Each entry below must be repeated word for word.
Begin SUPPLIED INFORMATION
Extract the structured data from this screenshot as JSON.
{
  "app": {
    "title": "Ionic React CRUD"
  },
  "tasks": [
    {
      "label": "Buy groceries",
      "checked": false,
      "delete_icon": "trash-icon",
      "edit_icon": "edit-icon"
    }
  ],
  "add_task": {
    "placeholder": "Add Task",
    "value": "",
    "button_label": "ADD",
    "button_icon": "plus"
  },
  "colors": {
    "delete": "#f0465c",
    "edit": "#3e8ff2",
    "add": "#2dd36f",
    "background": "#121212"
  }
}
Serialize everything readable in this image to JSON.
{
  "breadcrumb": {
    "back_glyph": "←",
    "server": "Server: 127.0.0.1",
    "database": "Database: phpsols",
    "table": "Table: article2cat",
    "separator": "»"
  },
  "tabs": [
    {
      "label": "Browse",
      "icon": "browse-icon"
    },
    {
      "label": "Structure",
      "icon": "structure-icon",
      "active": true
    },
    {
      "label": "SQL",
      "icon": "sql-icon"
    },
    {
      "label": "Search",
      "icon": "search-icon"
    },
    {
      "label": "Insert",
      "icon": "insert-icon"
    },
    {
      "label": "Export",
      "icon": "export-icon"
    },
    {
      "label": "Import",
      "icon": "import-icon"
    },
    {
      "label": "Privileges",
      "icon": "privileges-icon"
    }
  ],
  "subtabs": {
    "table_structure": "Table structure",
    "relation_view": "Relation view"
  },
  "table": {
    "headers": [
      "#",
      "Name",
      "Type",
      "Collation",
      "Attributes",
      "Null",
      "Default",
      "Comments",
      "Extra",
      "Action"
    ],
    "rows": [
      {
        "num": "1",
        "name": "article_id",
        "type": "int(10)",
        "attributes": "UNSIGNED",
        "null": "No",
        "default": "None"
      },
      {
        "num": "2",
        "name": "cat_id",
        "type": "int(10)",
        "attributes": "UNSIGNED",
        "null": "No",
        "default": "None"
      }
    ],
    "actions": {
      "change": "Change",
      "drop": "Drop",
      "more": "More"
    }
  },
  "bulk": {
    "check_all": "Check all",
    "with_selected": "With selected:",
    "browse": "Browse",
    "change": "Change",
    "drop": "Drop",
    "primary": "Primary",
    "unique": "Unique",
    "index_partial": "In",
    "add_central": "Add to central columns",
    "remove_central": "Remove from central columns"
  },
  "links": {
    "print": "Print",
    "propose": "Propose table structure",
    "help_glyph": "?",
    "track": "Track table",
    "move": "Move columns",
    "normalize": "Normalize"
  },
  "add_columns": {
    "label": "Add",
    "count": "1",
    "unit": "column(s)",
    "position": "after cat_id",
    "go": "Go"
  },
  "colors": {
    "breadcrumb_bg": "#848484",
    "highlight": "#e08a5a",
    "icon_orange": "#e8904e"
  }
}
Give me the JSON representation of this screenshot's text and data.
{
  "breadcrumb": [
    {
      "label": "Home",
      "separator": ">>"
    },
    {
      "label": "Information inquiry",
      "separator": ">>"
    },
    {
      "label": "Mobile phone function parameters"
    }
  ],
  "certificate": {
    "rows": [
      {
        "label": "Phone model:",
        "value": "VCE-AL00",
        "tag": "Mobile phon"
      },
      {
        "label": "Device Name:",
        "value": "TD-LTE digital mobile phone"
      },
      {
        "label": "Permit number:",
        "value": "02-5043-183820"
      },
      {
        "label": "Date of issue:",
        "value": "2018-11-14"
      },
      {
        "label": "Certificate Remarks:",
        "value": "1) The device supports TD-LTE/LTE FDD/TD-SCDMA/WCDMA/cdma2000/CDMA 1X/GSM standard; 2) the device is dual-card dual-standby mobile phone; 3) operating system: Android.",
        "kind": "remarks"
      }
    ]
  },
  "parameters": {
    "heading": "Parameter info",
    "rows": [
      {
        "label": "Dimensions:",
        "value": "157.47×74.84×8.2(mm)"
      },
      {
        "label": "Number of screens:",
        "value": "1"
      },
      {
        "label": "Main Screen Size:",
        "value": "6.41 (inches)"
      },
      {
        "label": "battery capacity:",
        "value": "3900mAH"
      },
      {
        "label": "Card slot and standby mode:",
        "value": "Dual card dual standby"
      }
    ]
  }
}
End SUPPLIED INFORMATION
FULL SOLUTION ->
Extract the structured data from this screenshot as JSON.
{
  "app": {
    "title": "Ionic React CRUD"
  },
  "tasks": [
    {
      "label": "Buy groceries",
      "checked": false,
      "delete_icon": "trash-icon",
      "edit_icon": "edit-icon"
    }
  ],
  "add_task": {
    "placeholder": "Add Task",
    "value": "",
    "button_label": "ADD",
    "button_icon": "plus"
  },
  "colors": {
    "delete": "#f0465c",
    "edit": "#3e8ff2",
    "add": "#2dd36f",
    "background": "#121212"
  }
}
Serialize everything readable in this image to JSON.
{
  "breadcrumb": {
    "back_glyph": "←",
    "server": "Server: 127.0.0.1",
    "database": "Database: phpsols",
    "table": "Table: article2cat",
    "separator": "»"
  },
  "tabs": [
    {
      "label": "Browse",
      "icon": "browse-icon"
    },
    {
      "label": "Structure",
      "icon": "structure-icon",
      "active": true
    },
    {
      "label": "SQL",
      "icon": "sql-icon"
    },
    {
      "label": "Search",
      "icon": "search-icon"
    },
    {
      "label": "Insert",
      "icon": "insert-icon"
    },
    {
      "label": "Export",
      "icon": "export-icon"
    },
    {
      "label": "Import",
      "icon": "import-icon"
    },
    {
      "label": "Privileges",
      "icon": "privileges-icon"
    }
  ],
  "subtabs": {
    "table_structure": "Table structure",
    "relation_view": "Relation view"
  },
  "table": {
    "headers": [
      "#",
      "Name",
      "Type",
      "Collation",
      "Attributes",
      "Null",
      "Default",
      "Comments",
      "Extra",
      "Action"
    ],
    "rows": [
      {
        "num": "1",
        "name": "article_id",
        "type": "int(10)",
        "attributes": "UNSIGNED",
        "null": "No",
        "default": "None"
      },
      {
        "num": "2",
        "name": "cat_id",
        "type": "int(10)",
        "attributes": "UNSIGNED",
        "null": "No",
        "default": "None"
      }
    ],
    "actions": {
      "change": "Change",
      "drop": "Drop",
      "more": "More"
    }
  },
  "bulk": {
    "check_all": "Check all",
    "with_selected": "With selected:",
    "browse": "Browse",
    "change": "Change",
    "drop": "Drop",
    "primary": "Primary",
    "unique": "Unique",
    "index_partial": "In",
    "add_central": "Add to central columns",
    "remove_central": "Remove from central columns"
  },
  "links": {
    "print": "Print",
    "propose": "Propose table structure",
    "help_glyph": "?",
    "track": "Track table",
    "move": "Move columns",
    "normalize": "Normalize"
  },
  "add_columns": {
    "label": "Add",
    "count": "1",
    "unit": "column(s)",
    "position": "after cat_id",
    "go": "Go"
  },
  "colors": {
    "breadcrumb_bg": "#848484",
    "highlight": "#e08a5a",
    "icon_orange": "#e8904e"
  }
}
Give me the JSON representation of this screenshot's text and data.
{
  "breadcrumb": [
    {
      "label": "Home",
      "separator": ">>"
    },
    {
      "label": "Information inquiry",
      "separator": ">>"
    },
    {
      "label": "Mobile phone function parameters"
    }
  ],
  "certificate": {
    "rows": [
      {
        "label": "Phone model:",
        "value": "VCE-AL00",
        "tag": "Mobile phon"
      },
      {
        "label": "Device Name:",
        "value": "TD-LTE digital mobile phone"
      },
      {
        "label": "Permit number:",
        "value": "02-5043-183820"
      },
      {
        "label": "Date of issue:",
        "value": "2018-11-14"
      },
      {
        "label": "Certificate Remarks:",
        "value": "1) The device supports TD-LTE/LTE FDD/TD-SCDMA/WCDMA/cdma2000/CDMA 1X/GSM standard; 2) the device is dual-card dual-standby mobile phone; 3) operating system: Android.",
        "kind": "remarks"
      }
    ]
  },
  "parameters": {
    "heading": "Parameter info",
    "rows": [
      {
        "label": "Dimensions:",
        "value": "157.47×74.84×8.2(mm)"
      },
      {
        "label": "Number of screens:",
        "value": "1"
      },
      {
        "label": "Main Screen Size:",
        "value": "6.41 (inches)"
      },
      {
        "label": "battery capacity:",
        "value": "3900mAH"
      },
      {
        "label": "Card slot and standby mode:",
        "value": "Dual card dual standby"
      }
    ]
  }
}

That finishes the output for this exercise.